EXERCISE DETAILS: Every entry must be copied word for word.

DATA SUPPLIED:

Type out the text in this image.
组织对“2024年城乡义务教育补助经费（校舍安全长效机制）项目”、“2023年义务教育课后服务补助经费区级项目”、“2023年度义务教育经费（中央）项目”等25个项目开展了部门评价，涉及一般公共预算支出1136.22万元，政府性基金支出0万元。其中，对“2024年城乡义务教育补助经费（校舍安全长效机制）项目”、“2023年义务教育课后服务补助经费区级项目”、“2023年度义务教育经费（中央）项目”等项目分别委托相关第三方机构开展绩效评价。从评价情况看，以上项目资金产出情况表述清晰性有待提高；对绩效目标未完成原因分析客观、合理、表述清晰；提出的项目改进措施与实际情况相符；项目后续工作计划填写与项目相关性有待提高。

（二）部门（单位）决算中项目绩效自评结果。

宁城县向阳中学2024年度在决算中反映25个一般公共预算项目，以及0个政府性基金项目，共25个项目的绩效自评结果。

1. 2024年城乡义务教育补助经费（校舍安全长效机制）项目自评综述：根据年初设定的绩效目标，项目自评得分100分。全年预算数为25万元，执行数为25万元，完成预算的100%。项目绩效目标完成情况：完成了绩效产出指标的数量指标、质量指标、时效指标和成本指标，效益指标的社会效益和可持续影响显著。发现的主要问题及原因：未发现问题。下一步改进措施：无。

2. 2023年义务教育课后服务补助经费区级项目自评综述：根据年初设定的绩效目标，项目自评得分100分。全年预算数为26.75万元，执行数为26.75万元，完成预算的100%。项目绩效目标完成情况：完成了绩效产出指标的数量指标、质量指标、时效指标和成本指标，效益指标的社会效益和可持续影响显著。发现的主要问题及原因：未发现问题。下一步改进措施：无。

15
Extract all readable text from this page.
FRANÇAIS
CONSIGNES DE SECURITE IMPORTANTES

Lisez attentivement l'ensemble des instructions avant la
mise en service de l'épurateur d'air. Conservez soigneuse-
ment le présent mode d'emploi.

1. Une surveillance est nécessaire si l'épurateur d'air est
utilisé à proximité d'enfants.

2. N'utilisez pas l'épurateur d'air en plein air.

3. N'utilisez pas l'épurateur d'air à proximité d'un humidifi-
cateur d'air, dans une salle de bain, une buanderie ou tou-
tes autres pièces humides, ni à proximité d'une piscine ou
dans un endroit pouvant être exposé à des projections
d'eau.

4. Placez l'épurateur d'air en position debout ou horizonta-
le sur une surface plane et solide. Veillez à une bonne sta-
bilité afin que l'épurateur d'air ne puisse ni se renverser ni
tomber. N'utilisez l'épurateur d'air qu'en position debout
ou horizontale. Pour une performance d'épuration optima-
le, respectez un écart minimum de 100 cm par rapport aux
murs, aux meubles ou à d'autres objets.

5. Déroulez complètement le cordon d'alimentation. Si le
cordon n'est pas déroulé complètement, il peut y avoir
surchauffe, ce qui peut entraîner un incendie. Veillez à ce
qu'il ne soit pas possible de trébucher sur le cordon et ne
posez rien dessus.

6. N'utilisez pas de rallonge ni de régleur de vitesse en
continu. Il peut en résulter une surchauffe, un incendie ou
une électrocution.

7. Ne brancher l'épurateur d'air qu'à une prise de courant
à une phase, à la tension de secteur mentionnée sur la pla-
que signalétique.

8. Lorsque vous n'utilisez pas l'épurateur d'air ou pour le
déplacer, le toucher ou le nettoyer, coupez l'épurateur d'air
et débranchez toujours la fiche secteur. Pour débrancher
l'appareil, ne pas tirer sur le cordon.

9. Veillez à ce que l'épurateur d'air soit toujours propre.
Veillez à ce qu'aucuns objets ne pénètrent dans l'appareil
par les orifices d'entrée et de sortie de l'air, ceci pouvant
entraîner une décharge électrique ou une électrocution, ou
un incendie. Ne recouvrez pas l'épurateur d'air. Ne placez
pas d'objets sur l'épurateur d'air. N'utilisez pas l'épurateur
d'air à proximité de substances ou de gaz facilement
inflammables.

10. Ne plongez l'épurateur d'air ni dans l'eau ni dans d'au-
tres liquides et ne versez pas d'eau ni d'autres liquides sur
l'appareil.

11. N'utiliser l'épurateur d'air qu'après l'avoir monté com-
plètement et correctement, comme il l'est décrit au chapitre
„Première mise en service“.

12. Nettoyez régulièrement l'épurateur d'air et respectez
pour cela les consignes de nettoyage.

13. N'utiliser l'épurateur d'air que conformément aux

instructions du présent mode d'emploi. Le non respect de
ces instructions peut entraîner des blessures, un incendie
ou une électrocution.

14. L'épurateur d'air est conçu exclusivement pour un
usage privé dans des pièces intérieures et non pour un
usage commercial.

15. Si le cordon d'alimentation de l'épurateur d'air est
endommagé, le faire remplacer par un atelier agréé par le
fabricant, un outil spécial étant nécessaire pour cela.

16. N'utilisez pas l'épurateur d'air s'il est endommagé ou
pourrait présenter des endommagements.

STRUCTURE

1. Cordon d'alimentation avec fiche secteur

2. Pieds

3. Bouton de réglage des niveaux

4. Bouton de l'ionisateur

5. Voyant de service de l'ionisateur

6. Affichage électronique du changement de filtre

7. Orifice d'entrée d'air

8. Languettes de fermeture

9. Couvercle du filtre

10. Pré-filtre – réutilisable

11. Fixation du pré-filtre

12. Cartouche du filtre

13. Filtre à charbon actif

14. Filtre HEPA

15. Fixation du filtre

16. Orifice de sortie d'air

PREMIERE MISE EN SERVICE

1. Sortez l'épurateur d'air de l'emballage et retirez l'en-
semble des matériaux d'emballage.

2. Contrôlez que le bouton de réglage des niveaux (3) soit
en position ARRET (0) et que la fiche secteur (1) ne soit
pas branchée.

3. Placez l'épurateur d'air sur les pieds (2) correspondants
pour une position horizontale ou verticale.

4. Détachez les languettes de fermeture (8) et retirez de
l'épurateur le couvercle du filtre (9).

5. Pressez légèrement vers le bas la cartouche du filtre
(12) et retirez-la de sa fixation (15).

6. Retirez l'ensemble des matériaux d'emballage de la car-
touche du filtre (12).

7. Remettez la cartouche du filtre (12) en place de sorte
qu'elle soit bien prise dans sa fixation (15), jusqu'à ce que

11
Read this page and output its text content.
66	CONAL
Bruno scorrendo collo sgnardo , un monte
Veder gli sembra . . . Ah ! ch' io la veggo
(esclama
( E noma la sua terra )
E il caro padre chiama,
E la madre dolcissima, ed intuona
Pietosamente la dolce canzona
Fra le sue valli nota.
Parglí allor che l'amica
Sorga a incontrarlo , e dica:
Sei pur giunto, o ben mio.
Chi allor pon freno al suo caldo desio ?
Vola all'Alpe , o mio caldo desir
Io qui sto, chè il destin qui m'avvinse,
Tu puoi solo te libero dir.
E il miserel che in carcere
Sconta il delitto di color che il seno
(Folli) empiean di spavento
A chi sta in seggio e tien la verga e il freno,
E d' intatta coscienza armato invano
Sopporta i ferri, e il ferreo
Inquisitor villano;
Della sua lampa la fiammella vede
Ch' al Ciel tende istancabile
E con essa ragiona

FINAL RESULT:
Type out the text in this image.
组织对“2024年城乡义务教育补助经费（校舍安全长效机制）项目”、“2023年义务教育课后服务补助经费区级项目”、“2023年度义务教育经费（中央）项目”等25个项目开展了部门评价，涉及一般公共预算支出1136.22万元，政府性基金支出0万元。其中，对“2024年城乡义务教育补助经费（校舍安全长效机制）项目”、“2023年义务教育课后服务补助经费区级项目”、“2023年度义务教育经费（中央）项目”等项目分别委托相关第三方机构开展绩效评价。从评价情况看，以上项目资金产出情况表述清晰性有待提高；对绩效目标未完成原因分析客观、合理、表述清晰；提出的项目改进措施与实际情况相符；项目后续工作计划填写与项目相关性有待提高。

（二）部门（单位）决算中项目绩效自评结果。

宁城县向阳中学2024年度在决算中反映25个一般公共预算项目，以及0个政府性基金项目，共25个项目的绩效自评结果。

1. 2024年城乡义务教育补助经费（校舍安全长效机制）项目自评综述：根据年初设定的绩效目标，项目自评得分100分。全年预算数为25万元，执行数为25万元，完成预算的100%。项目绩效目标完成情况：完成了绩效产出指标的数量指标、质量指标、时效指标和成本指标，效益指标的社会效益和可持续影响显著。发现的主要问题及原因：未发现问题。下一步改进措施：无。

2. 2023年义务教育课后服务补助经费区级项目自评综述：根据年初设定的绩效目标，项目自评得分100分。全年预算数为26.75万元，执行数为26.75万元，完成预算的100%。项目绩效目标完成情况：完成了绩效产出指标的数量指标、质量指标、时效指标和成本指标，效益指标的社会效益和可持续影响显著。发现的主要问题及原因：未发现问题。下一步改进措施：无。

15
Extract all readable text from this page.
FRANÇAIS
CONSIGNES DE SECURITE IMPORTANTES

Lisez attentivement l'ensemble des instructions avant la
mise en service de l'épurateur d'air. Conservez soigneuse-
ment le présent mode d'emploi.

1. Une surveillance est nécessaire si l'épurateur d'air est
utilisé à proximité d'enfants.

2. N'utilisez pas l'épurateur d'air en plein air.

3. N'utilisez pas l'épurateur d'air à proximité d'un humidifi-
cateur d'air, dans une salle de bain, une buanderie ou tou-
tes autres pièces humides, ni à proximité d'une piscine ou
dans un endroit pouvant être exposé à des projections
d'eau.

4. Placez l'épurateur d'air en position debout ou horizonta-
le sur une surface plane et solide. Veillez à une bonne sta-
bilité afin que l'épurateur d'air ne puisse ni se renverser ni
tomber. N'utilisez l'épurateur d'air qu'en position debout
ou horizontale. Pour une performance d'épuration optima-
le, respectez un écart minimum de 100 cm par rapport aux
murs, aux meubles ou à d'autres objets.

5. Déroulez complètement le cordon d'alimentation. Si le
cordon n'est pas déroulé complètement, il peut y avoir
surchauffe, ce qui peut entraîner un incendie. Veillez à ce
qu'il ne soit pas possible de trébucher sur le cordon et ne
posez rien dessus.

6. N'utilisez pas de rallonge ni de régleur de vitesse en
continu. Il peut en résulter une surchauffe, un incendie ou
une électrocution.

7. Ne brancher l'épurateur d'air qu'à une prise de courant
à une phase, à la tension de secteur mentionnée sur la pla-
que signalétique.

8. Lorsque vous n'utilisez pas l'épurateur d'air ou pour le
déplacer, le toucher ou le nettoyer, coupez l'épurateur d'air
et débranchez toujours la fiche secteur. Pour débrancher
l'appareil, ne pas tirer sur le cordon.

9. Veillez à ce que l'épurateur d'air soit toujours propre.
Veillez à ce qu'aucuns objets ne pénètrent dans l'appareil
par les orifices d'entrée et de sortie de l'air, ceci pouvant
entraîner une décharge électrique ou une électrocution, ou
un incendie. Ne recouvrez pas l'épurateur d'air. Ne placez
pas d'objets sur l'épurateur d'air. N'utilisez pas l'épurateur
d'air à proximité de substances ou de gaz facilement
inflammables.

10. Ne plongez l'épurateur d'air ni dans l'eau ni dans d'au-
tres liquides et ne versez pas d'eau ni d'autres liquides sur
l'appareil.

11. N'utiliser l'épurateur d'air qu'après l'avoir monté com-
plètement et correctement, comme il l'est décrit au chapitre
„Première mise en service“.

12. Nettoyez régulièrement l'épurateur d'air et respectez
pour cela les consignes de nettoyage.

13. N'utiliser l'épurateur d'air que conformément aux

instructions du présent mode d'emploi. Le non respect de
ces instructions peut entraîner des blessures, un incendie
ou une électrocution.

14. L'épurateur d'air est conçu exclusivement pour un
usage privé dans des pièces intérieures et non pour un
usage commercial.

15. Si le cordon d'alimentation de l'épurateur d'air est
endommagé, le faire remplacer par un atelier agréé par le
fabricant, un outil spécial étant nécessaire pour cela.

16. N'utilisez pas l'épurateur d'air s'il est endommagé ou
pourrait présenter des endommagements.

STRUCTURE

1. Cordon d'alimentation avec fiche secteur

2. Pieds

3. Bouton de réglage des niveaux

4. Bouton de l'ionisateur

5. Voyant de service de l'ionisateur

6. Affichage électronique du changement de filtre

7. Orifice d'entrée d'air

8. Languettes de fermeture

9. Couvercle du filtre

10. Pré-filtre – réutilisable

11. Fixation du pré-filtre

12. Cartouche du filtre

13. Filtre à charbon actif

14. Filtre HEPA

15. Fixation du filtre

16. Orifice de sortie d'air

PREMIERE MISE EN SERVICE

1. Sortez l'épurateur d'air de l'emballage et retirez l'en-
semble des matériaux d'emballage.

2. Contrôlez que le bouton de réglage des niveaux (3) soit
en position ARRET (0) et que la fiche secteur (1) ne soit
pas branchée.

3. Placez l'épurateur d'air sur les pieds (2) correspondants
pour une position horizontale ou verticale.

4. Détachez les languettes de fermeture (8) et retirez de
l'épurateur le couvercle du filtre (9).

5. Pressez légèrement vers le bas la cartouche du filtre
(12) et retirez-la de sa fixation (15).

6. Retirez l'ensemble des matériaux d'emballage de la car-
touche du filtre (12).

7. Remettez la cartouche du filtre (12) en place de sorte
qu'elle soit bien prise dans sa fixation (15), jusqu'à ce que

11
Read this page and output its text content.
66	CONAL
Bruno scorrendo collo sgnardo , un monte
Veder gli sembra . . . Ah ! ch' io la veggo
(esclama
( E noma la sua terra )
E il caro padre chiama,
E la madre dolcissima, ed intuona
Pietosamente la dolce canzona
Fra le sue valli nota.
Parglí allor che l'amica
Sorga a incontrarlo , e dica:
Sei pur giunto, o ben mio.
Chi allor pon freno al suo caldo desio ?
Vola all'Alpe , o mio caldo desir
Io qui sto, chè il destin qui m'avvinse,
Tu puoi solo te libero dir.
E il miserel che in carcere
Sconta il delitto di color che il seno
(Folli) empiean di spavento
A chi sta in seggio e tien la verga e il freno,
E d' intatta coscienza armato invano
Sopporta i ferri, e il ferreo
Inquisitor villano;
Della sua lampa la fiammella vede
Ch' al Ciel tende istancabile
E con essa ragiona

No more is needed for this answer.